++++ Dane do ćwiczenia ++++

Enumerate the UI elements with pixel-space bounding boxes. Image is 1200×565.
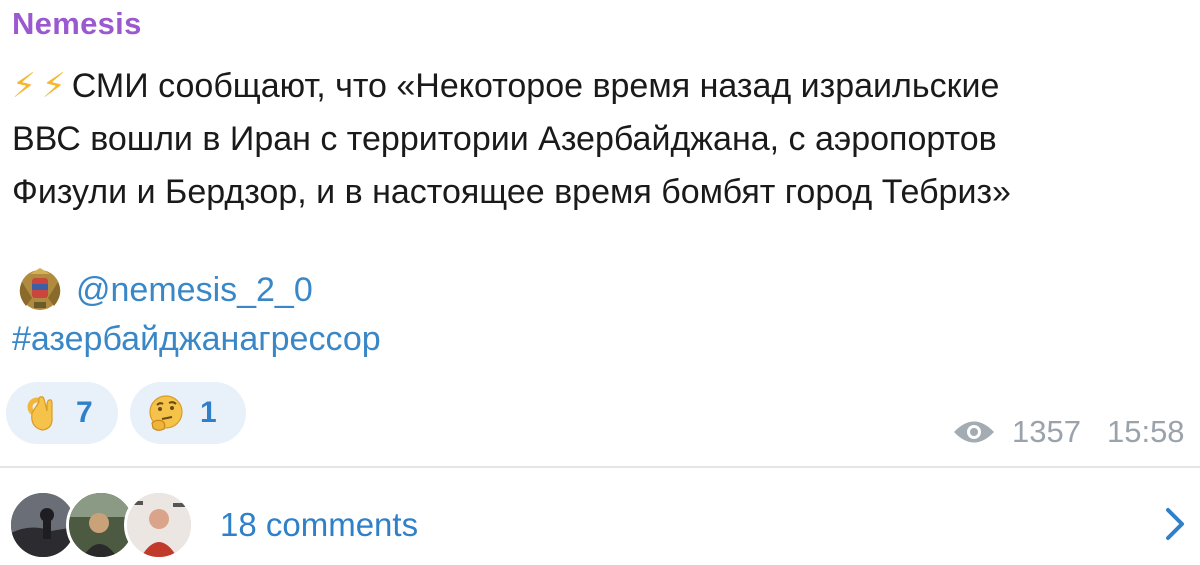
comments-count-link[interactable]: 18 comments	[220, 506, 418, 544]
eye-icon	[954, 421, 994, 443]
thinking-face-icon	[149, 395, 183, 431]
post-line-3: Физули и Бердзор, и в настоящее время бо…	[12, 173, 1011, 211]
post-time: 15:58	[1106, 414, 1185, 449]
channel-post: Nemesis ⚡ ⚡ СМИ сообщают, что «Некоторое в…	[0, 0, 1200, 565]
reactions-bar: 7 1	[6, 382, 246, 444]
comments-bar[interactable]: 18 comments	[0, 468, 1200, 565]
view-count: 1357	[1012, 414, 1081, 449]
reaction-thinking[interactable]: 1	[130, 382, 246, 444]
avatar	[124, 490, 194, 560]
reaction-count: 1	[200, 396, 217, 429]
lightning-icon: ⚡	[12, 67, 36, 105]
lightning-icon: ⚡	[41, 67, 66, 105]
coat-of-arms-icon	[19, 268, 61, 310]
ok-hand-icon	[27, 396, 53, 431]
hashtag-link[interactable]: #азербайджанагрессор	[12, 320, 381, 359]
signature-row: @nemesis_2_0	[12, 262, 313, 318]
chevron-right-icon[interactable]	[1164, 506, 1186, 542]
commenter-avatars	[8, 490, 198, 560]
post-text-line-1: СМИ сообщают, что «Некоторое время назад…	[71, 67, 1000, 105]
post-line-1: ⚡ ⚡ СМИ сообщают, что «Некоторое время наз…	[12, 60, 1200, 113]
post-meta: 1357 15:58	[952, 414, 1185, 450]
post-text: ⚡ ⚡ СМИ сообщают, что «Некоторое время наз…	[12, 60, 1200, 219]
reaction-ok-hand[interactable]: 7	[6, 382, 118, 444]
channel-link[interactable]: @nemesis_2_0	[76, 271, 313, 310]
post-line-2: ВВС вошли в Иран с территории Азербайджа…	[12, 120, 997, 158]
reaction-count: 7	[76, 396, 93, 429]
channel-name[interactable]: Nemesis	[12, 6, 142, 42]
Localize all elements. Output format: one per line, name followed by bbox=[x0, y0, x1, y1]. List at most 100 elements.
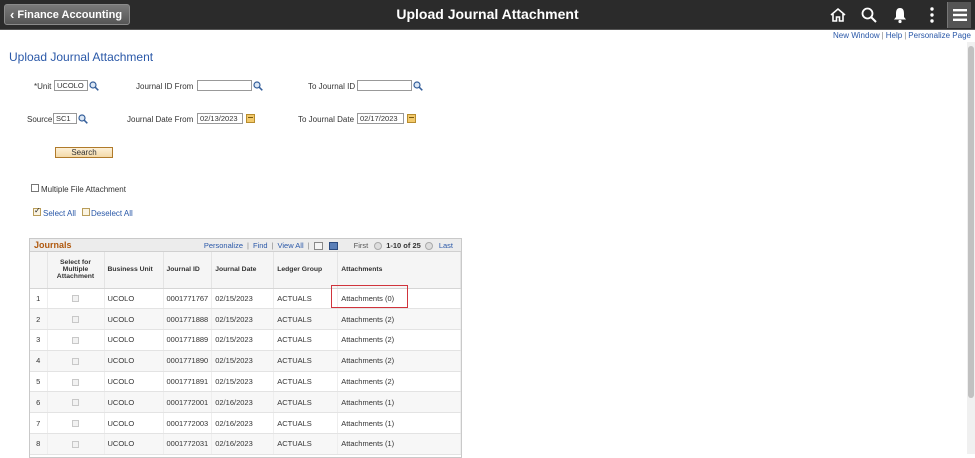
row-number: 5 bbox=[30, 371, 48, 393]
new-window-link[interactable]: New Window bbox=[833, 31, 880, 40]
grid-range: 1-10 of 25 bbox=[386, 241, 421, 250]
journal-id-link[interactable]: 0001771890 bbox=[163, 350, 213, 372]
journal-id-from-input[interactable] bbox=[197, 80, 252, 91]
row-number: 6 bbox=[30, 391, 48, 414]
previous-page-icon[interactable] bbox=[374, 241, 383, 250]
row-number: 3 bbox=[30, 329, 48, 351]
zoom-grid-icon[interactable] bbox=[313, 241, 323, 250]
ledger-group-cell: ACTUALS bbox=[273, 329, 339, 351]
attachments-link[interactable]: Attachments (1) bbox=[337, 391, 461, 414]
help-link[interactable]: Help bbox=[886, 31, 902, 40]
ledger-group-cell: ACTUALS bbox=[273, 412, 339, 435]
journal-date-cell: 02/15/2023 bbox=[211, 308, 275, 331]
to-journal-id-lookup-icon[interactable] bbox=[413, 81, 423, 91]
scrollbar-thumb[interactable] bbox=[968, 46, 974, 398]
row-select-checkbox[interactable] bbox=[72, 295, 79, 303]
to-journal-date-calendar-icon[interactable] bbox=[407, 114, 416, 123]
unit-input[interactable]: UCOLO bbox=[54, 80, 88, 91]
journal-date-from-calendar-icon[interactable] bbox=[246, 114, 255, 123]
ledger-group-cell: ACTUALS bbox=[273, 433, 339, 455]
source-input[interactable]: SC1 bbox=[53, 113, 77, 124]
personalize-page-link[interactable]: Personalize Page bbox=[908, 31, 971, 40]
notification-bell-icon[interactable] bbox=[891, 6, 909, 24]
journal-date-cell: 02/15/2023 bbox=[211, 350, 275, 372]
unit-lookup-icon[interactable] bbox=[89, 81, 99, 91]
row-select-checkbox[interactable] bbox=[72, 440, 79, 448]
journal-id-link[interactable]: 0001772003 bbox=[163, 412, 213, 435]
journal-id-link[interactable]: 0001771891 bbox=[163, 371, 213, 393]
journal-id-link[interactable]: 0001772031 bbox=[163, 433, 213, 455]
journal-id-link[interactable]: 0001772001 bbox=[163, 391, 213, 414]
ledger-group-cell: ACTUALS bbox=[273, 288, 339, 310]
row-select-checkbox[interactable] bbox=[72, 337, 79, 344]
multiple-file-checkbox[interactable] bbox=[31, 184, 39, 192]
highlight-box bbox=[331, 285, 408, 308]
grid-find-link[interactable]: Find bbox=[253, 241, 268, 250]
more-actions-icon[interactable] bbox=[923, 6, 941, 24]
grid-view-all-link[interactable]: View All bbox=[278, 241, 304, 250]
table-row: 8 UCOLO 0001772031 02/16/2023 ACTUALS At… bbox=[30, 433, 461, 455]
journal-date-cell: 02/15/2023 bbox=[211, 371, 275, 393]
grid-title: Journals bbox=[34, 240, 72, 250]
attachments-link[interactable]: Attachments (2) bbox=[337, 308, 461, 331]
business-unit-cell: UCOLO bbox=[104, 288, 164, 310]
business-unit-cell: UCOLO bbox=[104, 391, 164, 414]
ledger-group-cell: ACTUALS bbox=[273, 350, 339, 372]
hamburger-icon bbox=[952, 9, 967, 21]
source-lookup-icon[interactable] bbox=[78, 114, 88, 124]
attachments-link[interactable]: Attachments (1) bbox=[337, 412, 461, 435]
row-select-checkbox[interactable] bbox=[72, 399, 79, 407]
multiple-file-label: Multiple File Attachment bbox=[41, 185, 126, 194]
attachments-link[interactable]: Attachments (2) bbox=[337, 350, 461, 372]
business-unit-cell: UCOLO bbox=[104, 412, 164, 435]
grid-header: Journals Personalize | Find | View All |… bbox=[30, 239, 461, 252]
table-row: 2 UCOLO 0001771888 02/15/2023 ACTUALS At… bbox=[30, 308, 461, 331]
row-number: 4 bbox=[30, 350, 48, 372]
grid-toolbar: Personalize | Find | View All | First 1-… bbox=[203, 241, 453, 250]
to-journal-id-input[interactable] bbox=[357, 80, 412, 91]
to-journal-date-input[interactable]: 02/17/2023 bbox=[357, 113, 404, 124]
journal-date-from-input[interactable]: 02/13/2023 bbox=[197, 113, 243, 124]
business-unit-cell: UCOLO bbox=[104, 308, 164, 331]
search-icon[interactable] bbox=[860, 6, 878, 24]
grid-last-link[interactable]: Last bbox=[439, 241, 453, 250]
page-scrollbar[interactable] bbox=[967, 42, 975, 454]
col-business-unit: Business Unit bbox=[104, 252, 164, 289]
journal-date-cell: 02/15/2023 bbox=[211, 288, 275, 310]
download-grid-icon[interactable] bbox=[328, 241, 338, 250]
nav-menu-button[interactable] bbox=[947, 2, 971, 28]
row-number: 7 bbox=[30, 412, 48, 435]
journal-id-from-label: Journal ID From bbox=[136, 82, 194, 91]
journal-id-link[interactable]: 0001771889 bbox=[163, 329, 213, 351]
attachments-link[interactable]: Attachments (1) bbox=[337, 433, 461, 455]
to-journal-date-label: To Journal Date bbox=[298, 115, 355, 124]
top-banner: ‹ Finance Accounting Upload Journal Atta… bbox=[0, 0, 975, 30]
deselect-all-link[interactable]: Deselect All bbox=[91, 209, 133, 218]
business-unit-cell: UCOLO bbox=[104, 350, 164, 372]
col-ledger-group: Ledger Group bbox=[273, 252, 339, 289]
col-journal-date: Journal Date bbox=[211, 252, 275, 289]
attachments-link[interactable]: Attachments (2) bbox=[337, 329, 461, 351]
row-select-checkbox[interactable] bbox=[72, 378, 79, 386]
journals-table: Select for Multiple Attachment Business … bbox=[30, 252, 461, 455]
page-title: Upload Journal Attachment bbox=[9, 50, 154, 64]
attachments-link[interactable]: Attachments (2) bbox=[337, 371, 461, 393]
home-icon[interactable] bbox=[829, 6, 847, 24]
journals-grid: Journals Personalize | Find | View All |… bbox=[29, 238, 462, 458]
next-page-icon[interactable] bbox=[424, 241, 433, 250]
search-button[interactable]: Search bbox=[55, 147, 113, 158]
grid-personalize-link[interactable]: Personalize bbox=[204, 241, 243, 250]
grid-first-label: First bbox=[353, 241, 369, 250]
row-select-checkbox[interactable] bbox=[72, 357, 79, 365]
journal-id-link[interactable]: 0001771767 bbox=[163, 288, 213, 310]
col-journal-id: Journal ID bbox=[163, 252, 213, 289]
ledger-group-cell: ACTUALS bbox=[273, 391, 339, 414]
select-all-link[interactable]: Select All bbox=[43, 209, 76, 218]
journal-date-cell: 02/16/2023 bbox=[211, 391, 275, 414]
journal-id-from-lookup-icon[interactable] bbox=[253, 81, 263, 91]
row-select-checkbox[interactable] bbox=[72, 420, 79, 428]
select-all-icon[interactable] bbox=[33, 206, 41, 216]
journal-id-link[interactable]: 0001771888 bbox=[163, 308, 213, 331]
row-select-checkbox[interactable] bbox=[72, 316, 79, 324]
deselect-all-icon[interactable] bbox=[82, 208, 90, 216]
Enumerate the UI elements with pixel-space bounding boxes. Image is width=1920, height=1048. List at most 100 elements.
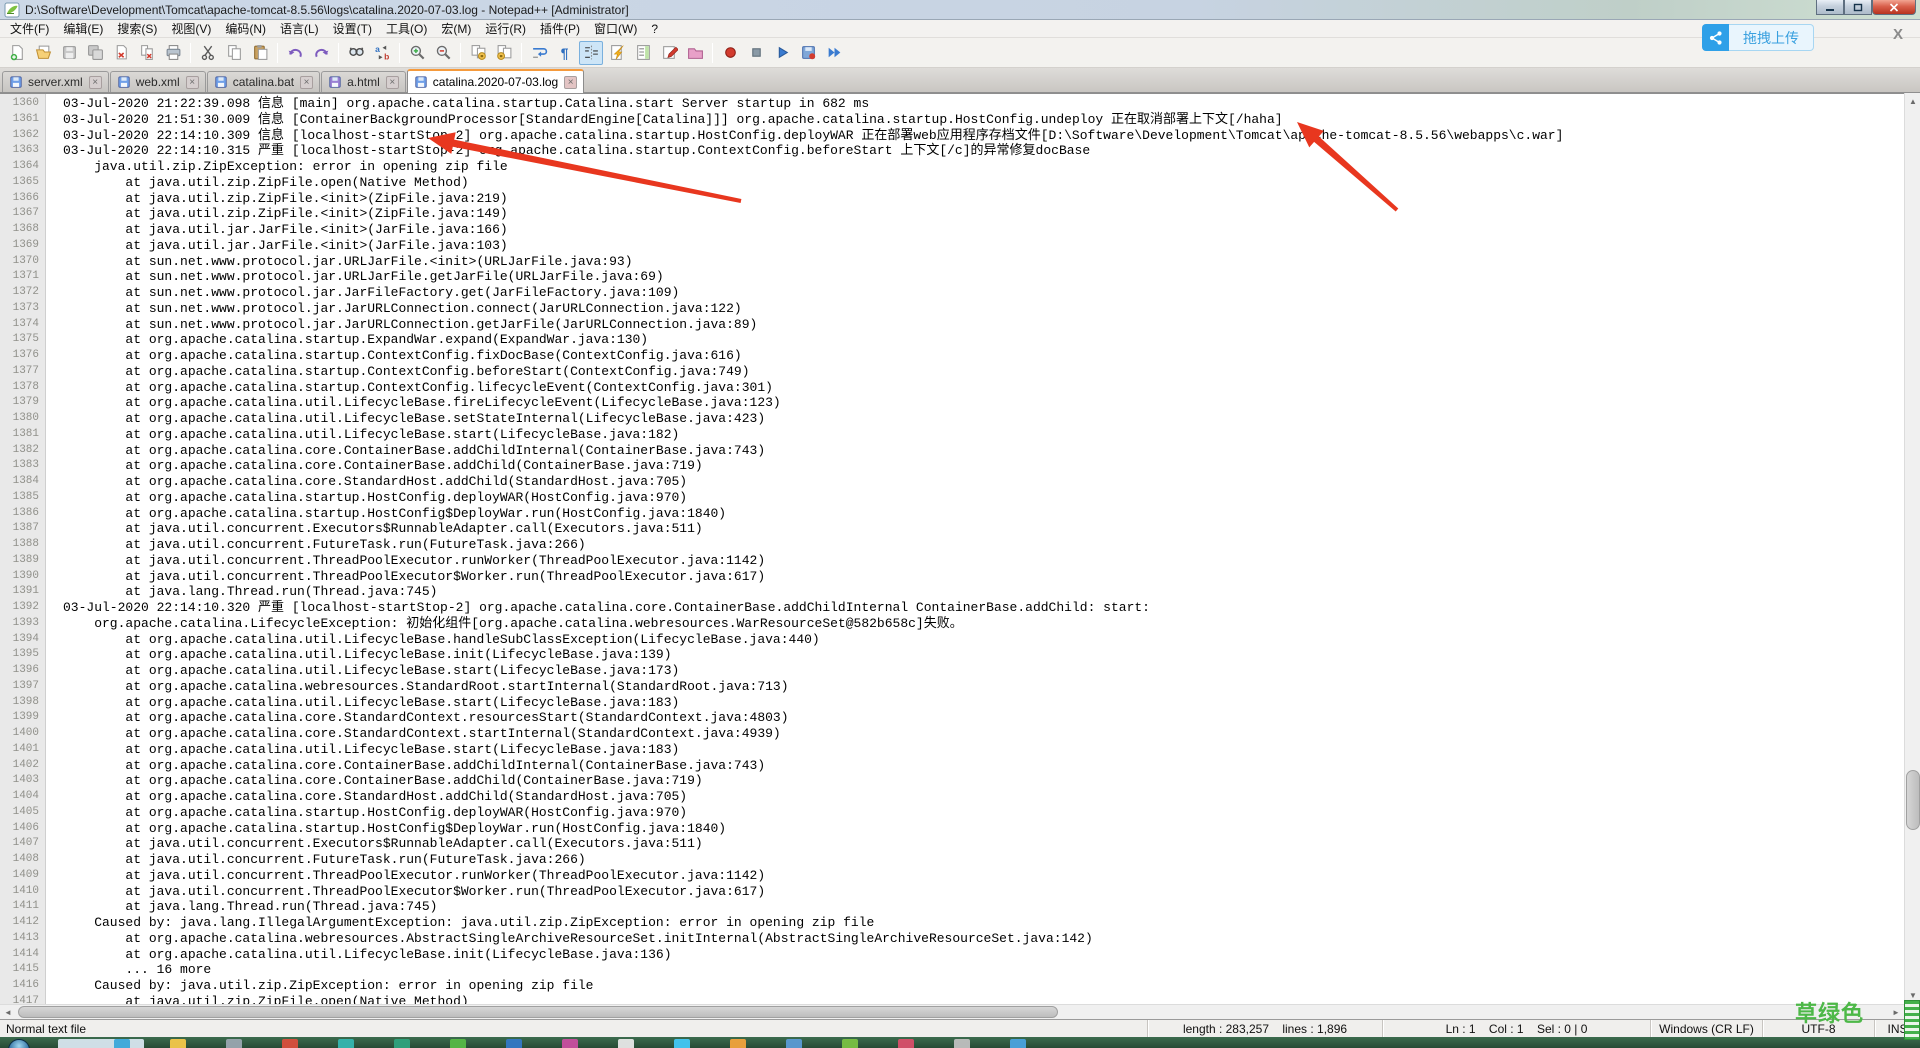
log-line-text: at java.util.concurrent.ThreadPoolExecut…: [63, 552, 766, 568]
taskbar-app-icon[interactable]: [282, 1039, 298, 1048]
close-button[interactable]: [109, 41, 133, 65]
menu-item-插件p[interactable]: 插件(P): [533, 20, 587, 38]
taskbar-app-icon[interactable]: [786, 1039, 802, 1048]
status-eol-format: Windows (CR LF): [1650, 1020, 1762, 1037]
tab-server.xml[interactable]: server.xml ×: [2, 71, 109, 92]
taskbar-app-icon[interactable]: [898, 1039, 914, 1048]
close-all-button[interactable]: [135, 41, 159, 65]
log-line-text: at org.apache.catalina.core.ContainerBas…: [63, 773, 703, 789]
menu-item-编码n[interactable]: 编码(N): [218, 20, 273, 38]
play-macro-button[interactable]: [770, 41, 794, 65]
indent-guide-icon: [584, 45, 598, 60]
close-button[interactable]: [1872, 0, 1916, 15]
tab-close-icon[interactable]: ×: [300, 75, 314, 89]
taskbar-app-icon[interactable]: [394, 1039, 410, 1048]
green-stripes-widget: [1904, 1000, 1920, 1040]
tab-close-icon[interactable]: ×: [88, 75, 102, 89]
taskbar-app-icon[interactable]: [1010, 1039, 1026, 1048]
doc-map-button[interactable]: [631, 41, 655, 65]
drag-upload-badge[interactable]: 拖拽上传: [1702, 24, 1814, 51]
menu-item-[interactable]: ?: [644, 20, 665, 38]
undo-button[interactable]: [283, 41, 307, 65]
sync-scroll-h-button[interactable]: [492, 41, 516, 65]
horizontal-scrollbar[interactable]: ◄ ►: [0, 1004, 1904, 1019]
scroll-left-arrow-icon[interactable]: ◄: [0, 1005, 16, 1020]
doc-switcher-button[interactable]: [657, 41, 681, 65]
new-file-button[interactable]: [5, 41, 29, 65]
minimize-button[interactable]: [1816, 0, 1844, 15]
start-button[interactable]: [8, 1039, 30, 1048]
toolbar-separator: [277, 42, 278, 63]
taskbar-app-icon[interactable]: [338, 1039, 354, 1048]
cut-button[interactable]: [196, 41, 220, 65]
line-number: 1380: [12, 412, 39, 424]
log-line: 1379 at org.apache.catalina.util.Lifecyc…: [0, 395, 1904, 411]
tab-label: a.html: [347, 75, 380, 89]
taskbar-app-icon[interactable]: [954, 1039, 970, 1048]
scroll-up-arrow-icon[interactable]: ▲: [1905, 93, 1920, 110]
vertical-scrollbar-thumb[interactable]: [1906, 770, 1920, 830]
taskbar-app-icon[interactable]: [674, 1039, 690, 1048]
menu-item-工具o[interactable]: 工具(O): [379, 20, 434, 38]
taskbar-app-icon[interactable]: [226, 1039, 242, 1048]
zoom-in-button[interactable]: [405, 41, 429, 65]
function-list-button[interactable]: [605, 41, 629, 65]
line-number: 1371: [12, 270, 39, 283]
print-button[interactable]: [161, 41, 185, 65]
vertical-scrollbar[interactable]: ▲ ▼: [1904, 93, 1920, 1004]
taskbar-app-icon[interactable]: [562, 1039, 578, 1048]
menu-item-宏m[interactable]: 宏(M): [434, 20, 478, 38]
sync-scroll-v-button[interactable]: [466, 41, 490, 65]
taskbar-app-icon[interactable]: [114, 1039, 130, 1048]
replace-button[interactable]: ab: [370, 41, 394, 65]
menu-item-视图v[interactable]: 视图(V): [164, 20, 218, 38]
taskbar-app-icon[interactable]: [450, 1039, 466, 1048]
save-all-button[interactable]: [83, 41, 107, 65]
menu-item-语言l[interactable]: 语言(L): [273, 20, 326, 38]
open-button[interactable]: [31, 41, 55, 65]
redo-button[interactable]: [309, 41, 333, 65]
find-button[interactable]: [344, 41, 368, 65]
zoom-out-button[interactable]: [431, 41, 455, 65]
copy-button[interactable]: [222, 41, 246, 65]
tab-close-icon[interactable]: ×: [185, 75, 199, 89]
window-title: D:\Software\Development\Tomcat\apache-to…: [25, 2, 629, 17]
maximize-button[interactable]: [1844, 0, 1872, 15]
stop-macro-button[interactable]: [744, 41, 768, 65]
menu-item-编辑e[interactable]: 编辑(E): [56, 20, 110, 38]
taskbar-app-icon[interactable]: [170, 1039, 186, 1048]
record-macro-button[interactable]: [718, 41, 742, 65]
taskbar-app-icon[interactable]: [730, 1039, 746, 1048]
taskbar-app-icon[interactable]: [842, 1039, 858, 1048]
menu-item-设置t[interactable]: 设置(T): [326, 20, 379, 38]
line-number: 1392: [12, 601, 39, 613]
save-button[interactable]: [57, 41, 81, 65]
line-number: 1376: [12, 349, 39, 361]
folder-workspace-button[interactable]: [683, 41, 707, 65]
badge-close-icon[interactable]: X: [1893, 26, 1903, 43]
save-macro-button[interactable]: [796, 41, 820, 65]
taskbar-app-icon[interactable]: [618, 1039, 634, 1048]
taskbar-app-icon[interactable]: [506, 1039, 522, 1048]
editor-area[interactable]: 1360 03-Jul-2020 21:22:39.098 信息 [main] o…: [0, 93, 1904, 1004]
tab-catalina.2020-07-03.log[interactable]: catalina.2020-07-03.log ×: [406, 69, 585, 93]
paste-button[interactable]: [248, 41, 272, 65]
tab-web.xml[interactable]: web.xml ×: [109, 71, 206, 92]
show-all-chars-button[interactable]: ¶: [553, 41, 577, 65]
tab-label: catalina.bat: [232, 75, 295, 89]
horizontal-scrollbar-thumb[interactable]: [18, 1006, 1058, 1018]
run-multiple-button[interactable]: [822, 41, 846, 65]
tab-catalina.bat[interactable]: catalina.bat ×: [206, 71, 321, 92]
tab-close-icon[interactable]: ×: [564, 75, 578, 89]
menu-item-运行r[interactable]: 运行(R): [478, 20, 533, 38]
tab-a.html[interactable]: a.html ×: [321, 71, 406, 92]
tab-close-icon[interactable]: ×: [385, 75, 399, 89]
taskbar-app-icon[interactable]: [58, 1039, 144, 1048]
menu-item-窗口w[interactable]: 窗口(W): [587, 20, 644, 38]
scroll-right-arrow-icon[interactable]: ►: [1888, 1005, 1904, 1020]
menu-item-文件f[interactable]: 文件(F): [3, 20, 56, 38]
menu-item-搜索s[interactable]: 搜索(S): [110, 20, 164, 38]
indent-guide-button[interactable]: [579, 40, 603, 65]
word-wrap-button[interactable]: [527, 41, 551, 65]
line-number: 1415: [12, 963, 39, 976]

++++

Zwróć bez żadnych zmian wszystkie wiersze od tego, który zawiera „552, 766, 568]”, w dół aż do tego, który zawiera „indent-guide-icon: [584, 45, 598, 60]”, włącznie z oboma.

log-line-text: at java.util.concurrent.ThreadPoolExecut…: [63, 552, 766, 568]
taskbar-app-icon[interactable]: [282, 1039, 298, 1048]
close-button[interactable]: [109, 41, 133, 65]
menu-item-插件p[interactable]: 插件(P): [533, 20, 587, 38]
taskbar-app-icon[interactable]: [786, 1039, 802, 1048]
status-eol-format: Windows (CR LF): [1650, 1020, 1762, 1037]
tab-server.xml[interactable]: server.xml ×: [2, 71, 109, 92]
taskbar-app-icon[interactable]: [898, 1039, 914, 1048]
close-all-button[interactable]: [135, 41, 159, 65]
log-line-text: at org.apache.catalina.core.ContainerBas…: [63, 773, 703, 789]
menu-item-编码n[interactable]: 编码(N): [218, 20, 273, 38]
play-macro-button[interactable]: [770, 41, 794, 65]
indent-guide-icon: [584, 45, 598, 60]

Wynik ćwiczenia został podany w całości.